## DATA SUPPLIED:

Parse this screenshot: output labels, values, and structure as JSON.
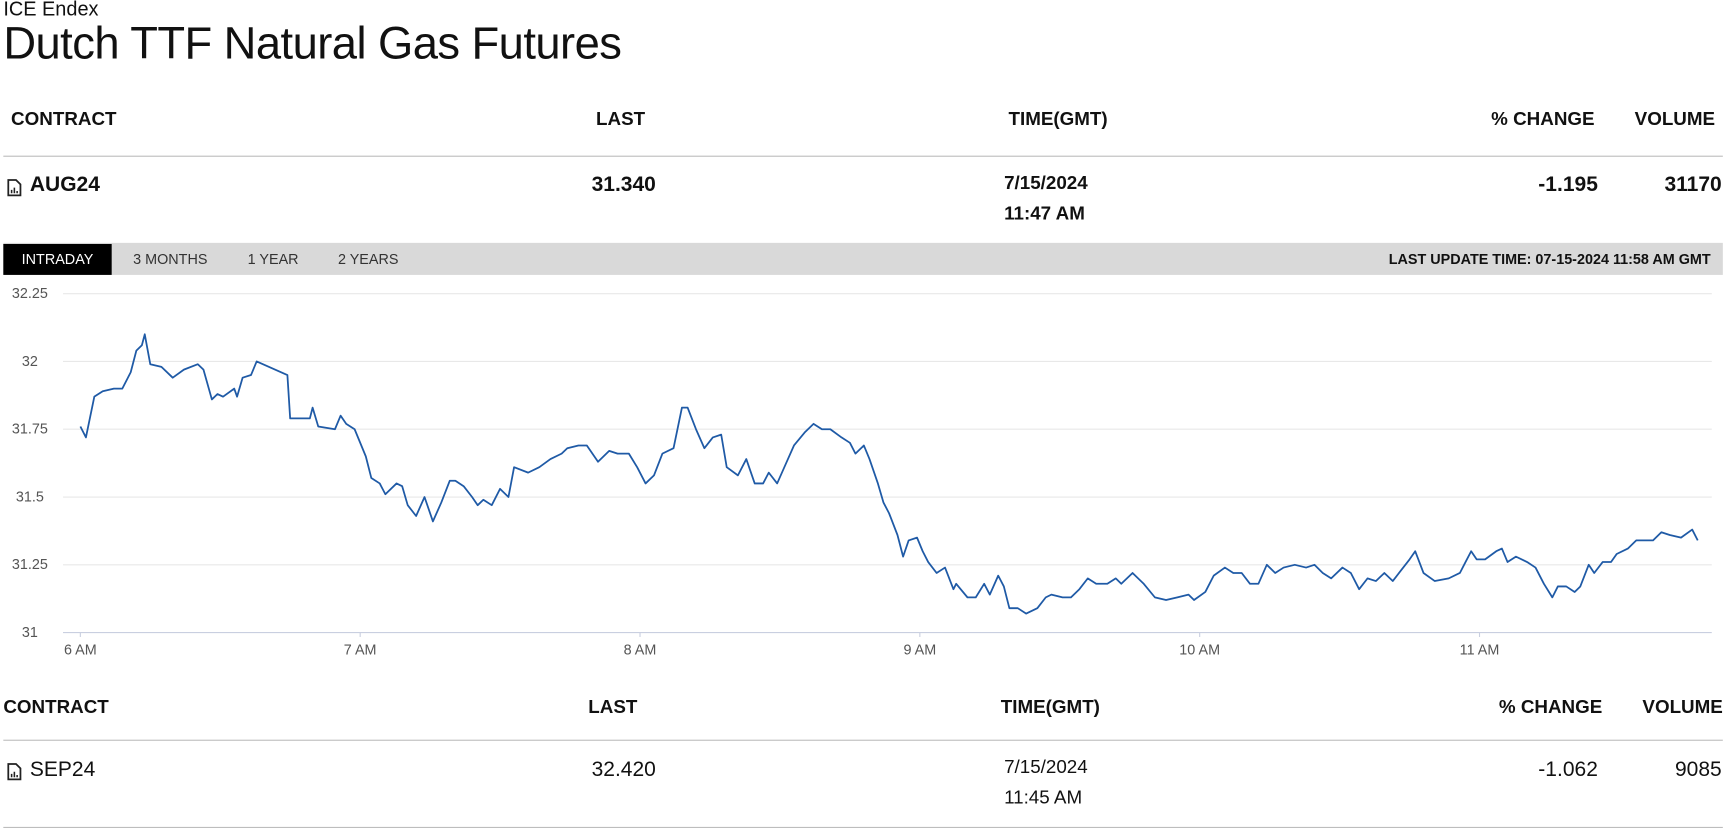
{
  "header": {
    "exchange": "ICE Endex",
    "title": "Dutch TTF Natural Gas Futures"
  },
  "table_top": {
    "columns": [
      "CONTRACT",
      "LAST",
      "TIME(GMT)",
      "% CHANGE",
      "VOLUME"
    ],
    "row": {
      "contract": "AUG24",
      "last": "31.340",
      "date": "7/15/2024",
      "time": "11:47 AM",
      "change": "-1.195",
      "volume": "31170"
    }
  },
  "tabs": [
    "INTRADAY",
    "3 MONTHS",
    "1 YEAR",
    "2 YEARS"
  ],
  "last_update": "LAST UPDATE TIME: 07-15-2024 11:58 AM GMT",
  "chart_data": {
    "type": "line",
    "color": "#1f5aa6",
    "grid": true,
    "xlim": [
      5.95,
      11.83
    ],
    "ylim": [
      31,
      32.25
    ],
    "xticks": [
      {
        "value": 6,
        "label": "6 AM"
      },
      {
        "value": 7,
        "label": "7 AM"
      },
      {
        "value": 8,
        "label": "8 AM"
      },
      {
        "value": 9,
        "label": "9 AM"
      },
      {
        "value": 10,
        "label": "10 AM"
      },
      {
        "value": 11,
        "label": "11 AM"
      }
    ],
    "yticks": [
      31,
      31.25,
      31.5,
      31.75,
      32,
      32.25
    ],
    "x": [
      6.0,
      6.02,
      6.05,
      6.08,
      6.12,
      6.15,
      6.18,
      6.2,
      6.22,
      6.23,
      6.25,
      6.29,
      6.33,
      6.37,
      6.42,
      6.44,
      6.47,
      6.49,
      6.51,
      6.55,
      6.56,
      6.58,
      6.61,
      6.63,
      6.74,
      6.75,
      6.82,
      6.83,
      6.85,
      6.91,
      6.93,
      6.95,
      6.98,
      7.02,
      7.04,
      7.07,
      7.09,
      7.13,
      7.15,
      7.17,
      7.2,
      7.23,
      7.26,
      7.29,
      7.32,
      7.34,
      7.37,
      7.4,
      7.42,
      7.44,
      7.47,
      7.5,
      7.53,
      7.55,
      7.6,
      7.64,
      7.68,
      7.72,
      7.74,
      7.78,
      7.81,
      7.85,
      7.89,
      7.92,
      7.96,
      7.99,
      8.02,
      8.05,
      8.08,
      8.12,
      8.15,
      8.17,
      8.2,
      8.23,
      8.26,
      8.29,
      8.31,
      8.35,
      8.38,
      8.41,
      8.44,
      8.46,
      8.49,
      8.52,
      8.55,
      8.59,
      8.62,
      8.65,
      8.68,
      8.72,
      8.75,
      8.77,
      8.8,
      8.82,
      8.85,
      8.87,
      8.89,
      8.92,
      8.94,
      8.96,
      8.99,
      9.01,
      9.03,
      9.06,
      9.09,
      9.12,
      9.13,
      9.17,
      9.2,
      9.23,
      9.25,
      9.28,
      9.3,
      9.32,
      9.35,
      9.38,
      9.42,
      9.45,
      9.47,
      9.51,
      9.54,
      9.57,
      9.6,
      9.63,
      9.67,
      9.7,
      9.72,
      9.76,
      9.8,
      9.84,
      9.88,
      9.92,
      9.96,
      9.98,
      10.02,
      10.05,
      10.09,
      10.12,
      10.15,
      10.18,
      10.21,
      10.24,
      10.27,
      10.3,
      10.34,
      10.38,
      10.41,
      10.44,
      10.47,
      10.51,
      10.54,
      10.57,
      10.6,
      10.63,
      10.66,
      10.69,
      10.72,
      10.75,
      10.77,
      10.8,
      10.84,
      10.89,
      10.93,
      10.95,
      10.97,
      10.99,
      11.02,
      11.06,
      11.08,
      11.1,
      11.13,
      11.17,
      11.2,
      11.23,
      11.26,
      11.28,
      11.31,
      11.34,
      11.36,
      11.39,
      11.41,
      11.44,
      11.47,
      11.49,
      11.53,
      11.56,
      11.59,
      11.62,
      11.65,
      11.68,
      11.72,
      11.76,
      11.78
    ],
    "values": [
      31.76,
      31.72,
      31.87,
      31.89,
      31.9,
      31.9,
      31.96,
      32.04,
      32.06,
      32.1,
      31.99,
      31.98,
      31.94,
      31.97,
      31.99,
      31.97,
      31.86,
      31.88,
      31.87,
      31.9,
      31.87,
      31.94,
      31.95,
      32.0,
      31.95,
      31.79,
      31.79,
      31.83,
      31.76,
      31.75,
      31.8,
      31.77,
      31.75,
      31.65,
      31.57,
      31.55,
      31.51,
      31.55,
      31.54,
      31.47,
      31.43,
      31.5,
      31.41,
      31.48,
      31.56,
      31.56,
      31.54,
      31.5,
      31.47,
      31.49,
      31.47,
      31.53,
      31.5,
      31.61,
      31.59,
      31.61,
      31.64,
      31.66,
      31.68,
      31.69,
      31.69,
      31.63,
      31.67,
      31.66,
      31.66,
      31.61,
      31.55,
      31.58,
      31.66,
      31.68,
      31.83,
      31.83,
      31.75,
      31.68,
      31.72,
      31.73,
      31.61,
      31.58,
      31.64,
      31.55,
      31.55,
      31.59,
      31.55,
      31.62,
      31.69,
      31.74,
      31.77,
      31.75,
      31.75,
      31.72,
      31.7,
      31.66,
      31.69,
      31.64,
      31.55,
      31.48,
      31.44,
      31.36,
      31.28,
      31.34,
      31.35,
      31.3,
      31.26,
      31.22,
      31.24,
      31.16,
      31.18,
      31.13,
      31.13,
      31.18,
      31.14,
      31.21,
      31.17,
      31.09,
      31.09,
      31.07,
      31.09,
      31.13,
      31.14,
      31.13,
      31.13,
      31.16,
      31.2,
      31.18,
      31.18,
      31.2,
      31.18,
      31.22,
      31.18,
      31.13,
      31.12,
      31.13,
      31.14,
      31.12,
      31.15,
      31.21,
      31.24,
      31.22,
      31.22,
      31.18,
      31.18,
      31.25,
      31.22,
      31.24,
      31.25,
      31.24,
      31.25,
      31.22,
      31.2,
      31.24,
      31.22,
      31.16,
      31.2,
      31.19,
      31.22,
      31.19,
      31.23,
      31.27,
      31.3,
      31.22,
      31.19,
      31.2,
      31.22,
      31.26,
      31.3,
      31.27,
      31.27,
      31.3,
      31.31,
      31.26,
      31.28,
      31.26,
      31.24,
      31.18,
      31.13,
      31.17,
      31.17,
      31.15,
      31.17,
      31.25,
      31.22,
      31.26,
      31.26,
      31.29,
      31.31,
      31.34,
      31.34,
      31.34,
      31.37,
      31.36,
      31.35,
      31.38,
      31.34
    ]
  },
  "table_bottom": {
    "columns": [
      "CONTRACT",
      "LAST",
      "TIME(GMT)",
      "% CHANGE",
      "VOLUME"
    ],
    "row": {
      "contract": "SEP24",
      "last": "32.420",
      "date": "7/15/2024",
      "time": "11:45 AM",
      "change": "-1.062",
      "volume": "9085"
    }
  }
}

## OBJECTIVE:
Read the entries and show each line that mentions "values".

## SOLUTION BELOW:
Parse this screenshot: output labels, values, and structure as JSON.
    "values": [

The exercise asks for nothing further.